## Exercise details:
Your task is to print all of the material verbatim.
[start Data provided]
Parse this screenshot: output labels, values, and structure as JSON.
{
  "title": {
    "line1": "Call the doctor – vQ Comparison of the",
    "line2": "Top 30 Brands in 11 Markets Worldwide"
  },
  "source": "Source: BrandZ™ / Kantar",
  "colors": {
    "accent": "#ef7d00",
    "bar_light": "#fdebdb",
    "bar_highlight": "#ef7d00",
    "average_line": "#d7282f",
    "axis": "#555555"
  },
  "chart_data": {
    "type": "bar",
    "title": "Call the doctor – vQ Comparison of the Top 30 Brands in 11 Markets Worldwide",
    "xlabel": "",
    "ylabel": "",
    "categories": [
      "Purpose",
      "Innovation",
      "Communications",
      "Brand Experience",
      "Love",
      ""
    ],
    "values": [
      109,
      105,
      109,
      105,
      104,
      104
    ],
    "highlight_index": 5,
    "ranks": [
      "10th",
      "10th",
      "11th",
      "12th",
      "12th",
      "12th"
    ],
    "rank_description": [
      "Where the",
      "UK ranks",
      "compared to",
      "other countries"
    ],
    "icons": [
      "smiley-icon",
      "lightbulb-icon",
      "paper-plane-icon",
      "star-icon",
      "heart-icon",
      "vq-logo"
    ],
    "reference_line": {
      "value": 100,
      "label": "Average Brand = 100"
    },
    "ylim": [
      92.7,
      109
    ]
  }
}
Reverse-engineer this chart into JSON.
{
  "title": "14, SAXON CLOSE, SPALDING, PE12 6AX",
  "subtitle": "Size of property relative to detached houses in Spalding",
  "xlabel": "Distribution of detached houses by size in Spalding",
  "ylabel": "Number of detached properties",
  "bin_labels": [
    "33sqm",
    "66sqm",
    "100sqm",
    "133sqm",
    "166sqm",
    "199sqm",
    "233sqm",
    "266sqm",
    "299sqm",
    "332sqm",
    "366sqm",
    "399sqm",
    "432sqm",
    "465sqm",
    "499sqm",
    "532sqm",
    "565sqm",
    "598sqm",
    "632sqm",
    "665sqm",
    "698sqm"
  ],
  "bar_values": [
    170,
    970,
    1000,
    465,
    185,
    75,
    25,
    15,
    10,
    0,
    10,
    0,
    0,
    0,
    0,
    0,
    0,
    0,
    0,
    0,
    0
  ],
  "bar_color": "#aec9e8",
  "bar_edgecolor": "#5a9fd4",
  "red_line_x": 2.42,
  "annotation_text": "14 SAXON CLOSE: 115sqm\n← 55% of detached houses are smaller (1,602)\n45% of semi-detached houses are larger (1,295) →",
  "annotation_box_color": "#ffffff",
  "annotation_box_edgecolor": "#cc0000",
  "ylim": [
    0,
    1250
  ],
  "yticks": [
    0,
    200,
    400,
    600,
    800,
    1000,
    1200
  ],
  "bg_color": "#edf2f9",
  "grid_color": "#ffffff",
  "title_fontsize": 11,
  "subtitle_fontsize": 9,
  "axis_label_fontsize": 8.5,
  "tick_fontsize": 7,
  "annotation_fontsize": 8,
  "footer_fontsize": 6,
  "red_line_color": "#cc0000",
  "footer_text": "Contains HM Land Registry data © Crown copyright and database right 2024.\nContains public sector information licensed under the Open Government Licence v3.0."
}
[end Data provided]
## The completed task:
Parse this screenshot: output labels, values, and structure as JSON.
{
  "title": {
    "line1": "Call the doctor – vQ Comparison of the",
    "line2": "Top 30 Brands in 11 Markets Worldwide"
  },
  "source": "Source: BrandZ™ / Kantar",
  "colors": {
    "accent": "#ef7d00",
    "bar_light": "#fdebdb",
    "bar_highlight": "#ef7d00",
    "average_line": "#d7282f",
    "axis": "#555555"
  },
  "chart_data": {
    "type": "bar",
    "title": "Call the doctor – vQ Comparison of the Top 30 Brands in 11 Markets Worldwide",
    "xlabel": "",
    "ylabel": "",
    "categories": [
      "Purpose",
      "Innovation",
      "Communications",
      "Brand Experience",
      "Love",
      ""
    ],
    "values": [
      109,
      105,
      109,
      105,
      104,
      104
    ],
    "highlight_index": 5,
    "ranks": [
      "10th",
      "10th",
      "11th",
      "12th",
      "12th",
      "12th"
    ],
    "rank_description": [
      "Where the",
      "UK ranks",
      "compared to",
      "other countries"
    ],
    "icons": [
      "smiley-icon",
      "lightbulb-icon",
      "paper-plane-icon",
      "star-icon",
      "heart-icon",
      "vq-logo"
    ],
    "reference_line": {
      "value": 100,
      "label": "Average Brand = 100"
    },
    "ylim": [
      92.7,
      109
    ]
  }
}
Reverse-engineer this chart into JSON.
{
  "title": "14, SAXON CLOSE, SPALDING, PE12 6AX",
  "subtitle": "Size of property relative to detached houses in Spalding",
  "xlabel": "Distribution of detached houses by size in Spalding",
  "ylabel": "Number of detached properties",
  "bin_labels": [
    "33sqm",
    "66sqm",
    "100sqm",
    "133sqm",
    "166sqm",
    "199sqm",
    "233sqm",
    "266sqm",
    "299sqm",
    "332sqm",
    "366sqm",
    "399sqm",
    "432sqm",
    "465sqm",
    "499sqm",
    "532sqm",
    "565sqm",
    "598sqm",
    "632sqm",
    "665sqm",
    "698sqm"
  ],
  "bar_values": [
    170,
    970,
    1000,
    465,
    185,
    75,
    25,
    15,
    10,
    0,
    10,
    0,
    0,
    0,
    0,
    0,
    0,
    0,
    0,
    0,
    0
  ],
  "bar_color": "#aec9e8",
  "bar_edgecolor": "#5a9fd4",
  "red_line_x": 2.42,
  "annotation_text": "14 SAXON CLOSE: 115sqm\n← 55% of detached houses are smaller (1,602)\n45% of semi-detached houses are larger (1,295) →",
  "annotation_box_color": "#ffffff",
  "annotation_box_edgecolor": "#cc0000",
  "ylim": [
    0,
    1250
  ],
  "yticks": [
    0,
    200,
    400,
    600,
    800,
    1000,
    1200
  ],
  "bg_color": "#edf2f9",
  "grid_color": "#ffffff",
  "title_fontsize": 11,
  "subtitle_fontsize": 9,
  "axis_label_fontsize": 8.5,
  "tick_fontsize": 7,
  "annotation_fontsize": 8,
  "footer_fontsize": 6,
  "red_line_color": "#cc0000",
  "footer_text": "Contains HM Land Registry data © Crown copyright and database right 2024.\nContains public sector information licensed under the Open Government Licence v3.0."
}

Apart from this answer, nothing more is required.